-- Records from a dataset --
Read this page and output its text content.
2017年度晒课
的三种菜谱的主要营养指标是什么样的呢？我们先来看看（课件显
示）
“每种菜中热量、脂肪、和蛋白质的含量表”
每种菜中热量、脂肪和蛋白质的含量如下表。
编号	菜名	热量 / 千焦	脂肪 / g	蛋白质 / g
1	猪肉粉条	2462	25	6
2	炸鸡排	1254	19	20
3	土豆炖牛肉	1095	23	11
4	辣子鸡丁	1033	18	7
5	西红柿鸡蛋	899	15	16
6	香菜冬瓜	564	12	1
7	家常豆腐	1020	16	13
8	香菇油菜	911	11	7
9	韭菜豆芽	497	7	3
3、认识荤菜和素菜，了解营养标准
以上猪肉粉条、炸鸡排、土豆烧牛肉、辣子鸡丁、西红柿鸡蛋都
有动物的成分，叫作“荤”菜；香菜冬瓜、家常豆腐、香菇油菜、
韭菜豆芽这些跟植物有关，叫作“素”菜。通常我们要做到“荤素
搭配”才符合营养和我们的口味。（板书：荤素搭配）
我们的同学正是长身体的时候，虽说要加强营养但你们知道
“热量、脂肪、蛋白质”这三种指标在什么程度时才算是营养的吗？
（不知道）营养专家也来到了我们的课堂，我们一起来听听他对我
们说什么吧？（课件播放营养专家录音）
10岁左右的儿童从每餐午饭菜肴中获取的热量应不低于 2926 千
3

* * *

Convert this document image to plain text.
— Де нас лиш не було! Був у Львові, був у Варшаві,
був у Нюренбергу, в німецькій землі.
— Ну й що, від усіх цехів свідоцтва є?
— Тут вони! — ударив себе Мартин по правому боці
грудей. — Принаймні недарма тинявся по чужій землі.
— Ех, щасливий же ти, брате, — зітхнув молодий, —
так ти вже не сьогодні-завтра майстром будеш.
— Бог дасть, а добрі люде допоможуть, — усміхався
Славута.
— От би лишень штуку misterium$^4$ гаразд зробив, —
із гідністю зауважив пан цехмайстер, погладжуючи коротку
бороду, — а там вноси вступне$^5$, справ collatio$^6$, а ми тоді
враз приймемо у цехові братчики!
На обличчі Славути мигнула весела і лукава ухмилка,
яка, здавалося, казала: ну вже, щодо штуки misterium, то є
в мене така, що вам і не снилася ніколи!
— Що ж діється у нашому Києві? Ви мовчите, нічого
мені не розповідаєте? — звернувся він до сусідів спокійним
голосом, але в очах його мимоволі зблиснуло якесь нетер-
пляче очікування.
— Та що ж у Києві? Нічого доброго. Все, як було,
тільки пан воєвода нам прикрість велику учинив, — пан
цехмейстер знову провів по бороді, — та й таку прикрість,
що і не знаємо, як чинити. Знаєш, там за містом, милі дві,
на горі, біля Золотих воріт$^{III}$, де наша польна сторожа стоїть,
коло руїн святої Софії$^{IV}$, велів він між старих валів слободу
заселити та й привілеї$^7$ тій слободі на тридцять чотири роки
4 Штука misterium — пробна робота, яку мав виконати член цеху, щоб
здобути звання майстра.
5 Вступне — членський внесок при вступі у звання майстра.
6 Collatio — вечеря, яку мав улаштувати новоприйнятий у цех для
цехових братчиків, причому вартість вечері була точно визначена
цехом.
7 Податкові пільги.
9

==

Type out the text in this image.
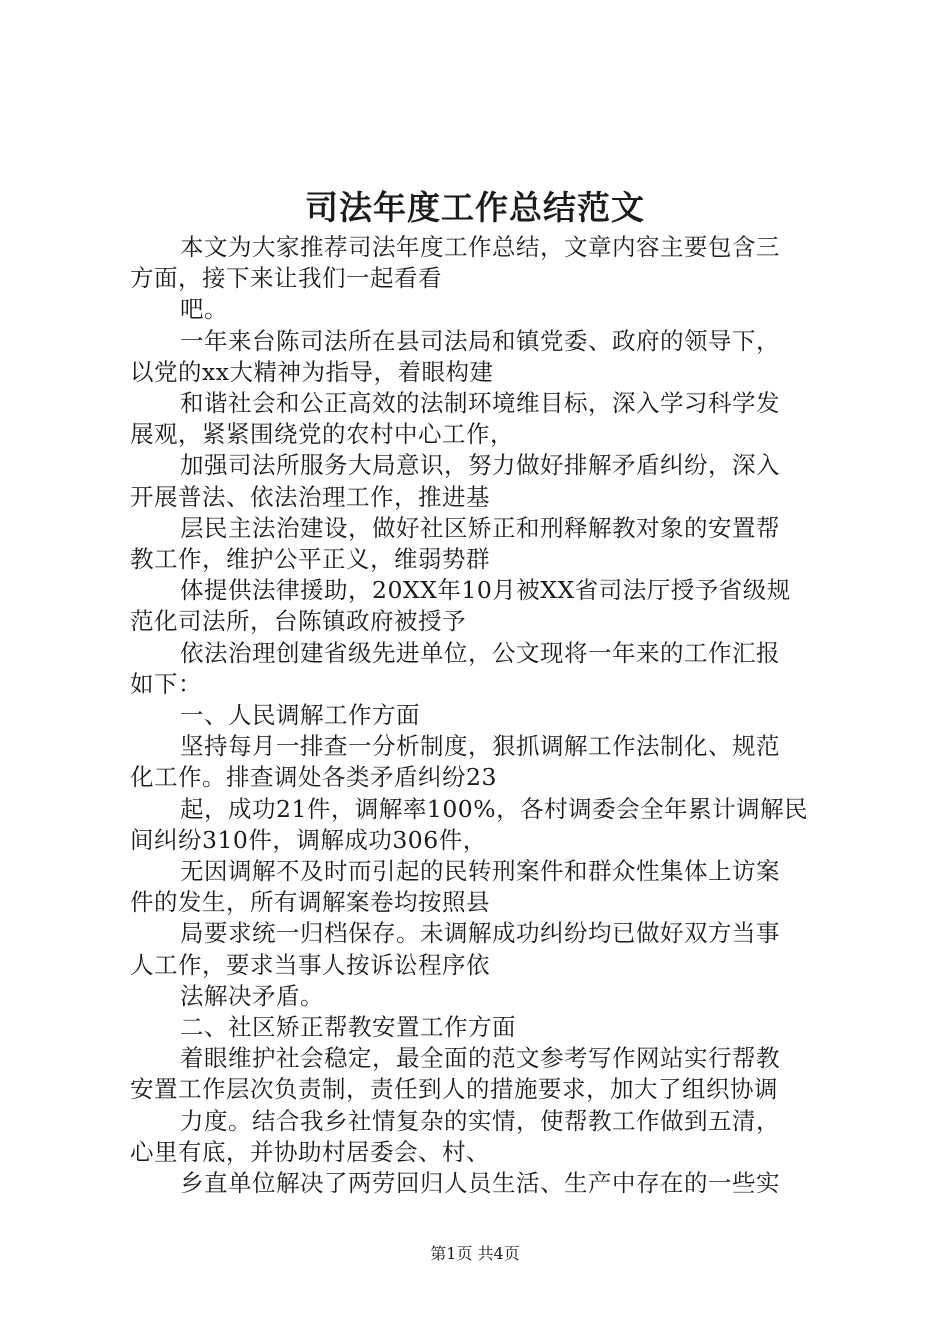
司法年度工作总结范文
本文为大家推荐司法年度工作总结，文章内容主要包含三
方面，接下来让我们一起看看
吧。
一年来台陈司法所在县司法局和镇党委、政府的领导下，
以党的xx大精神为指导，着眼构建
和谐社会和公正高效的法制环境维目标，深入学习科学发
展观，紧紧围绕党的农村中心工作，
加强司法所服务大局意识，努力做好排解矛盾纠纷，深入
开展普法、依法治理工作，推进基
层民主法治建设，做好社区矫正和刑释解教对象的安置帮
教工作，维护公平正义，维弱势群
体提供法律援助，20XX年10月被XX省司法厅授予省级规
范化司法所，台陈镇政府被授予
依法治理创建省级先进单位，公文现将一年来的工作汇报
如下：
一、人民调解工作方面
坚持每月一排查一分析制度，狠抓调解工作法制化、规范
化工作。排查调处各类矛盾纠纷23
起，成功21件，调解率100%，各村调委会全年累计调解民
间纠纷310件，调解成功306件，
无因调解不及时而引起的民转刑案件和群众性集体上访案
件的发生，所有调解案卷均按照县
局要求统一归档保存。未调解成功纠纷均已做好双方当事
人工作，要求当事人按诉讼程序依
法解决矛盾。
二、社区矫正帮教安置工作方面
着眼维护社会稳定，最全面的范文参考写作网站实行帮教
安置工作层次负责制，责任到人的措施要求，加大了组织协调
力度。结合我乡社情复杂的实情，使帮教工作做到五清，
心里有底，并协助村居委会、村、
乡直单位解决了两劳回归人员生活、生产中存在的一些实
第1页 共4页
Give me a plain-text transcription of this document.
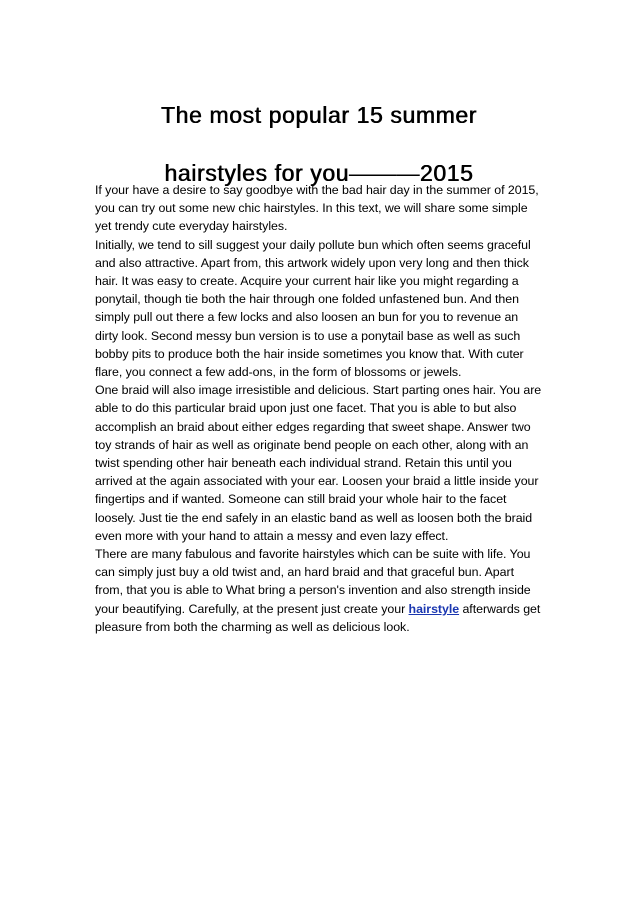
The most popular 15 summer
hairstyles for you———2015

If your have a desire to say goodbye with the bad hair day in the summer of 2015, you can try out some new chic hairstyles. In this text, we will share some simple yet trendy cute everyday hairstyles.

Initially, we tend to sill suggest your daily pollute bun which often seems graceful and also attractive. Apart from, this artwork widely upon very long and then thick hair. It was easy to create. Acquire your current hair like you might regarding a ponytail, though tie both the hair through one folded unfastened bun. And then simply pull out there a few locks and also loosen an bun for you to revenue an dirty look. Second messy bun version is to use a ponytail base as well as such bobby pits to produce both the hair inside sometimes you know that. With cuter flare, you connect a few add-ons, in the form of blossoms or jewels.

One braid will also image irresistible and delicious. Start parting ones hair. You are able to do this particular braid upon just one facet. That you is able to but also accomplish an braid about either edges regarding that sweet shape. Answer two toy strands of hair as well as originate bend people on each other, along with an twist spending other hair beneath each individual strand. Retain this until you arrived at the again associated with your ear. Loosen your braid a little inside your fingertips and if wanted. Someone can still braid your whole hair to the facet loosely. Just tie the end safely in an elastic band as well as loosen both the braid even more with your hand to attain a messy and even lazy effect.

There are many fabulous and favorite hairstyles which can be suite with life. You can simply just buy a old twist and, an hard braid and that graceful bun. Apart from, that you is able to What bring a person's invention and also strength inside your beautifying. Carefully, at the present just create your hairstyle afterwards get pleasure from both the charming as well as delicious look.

-- EXERCISE REQUIREMENTS --
Return solely the number of lines in the data that include the word "able".

-- TASK ANSWER --
2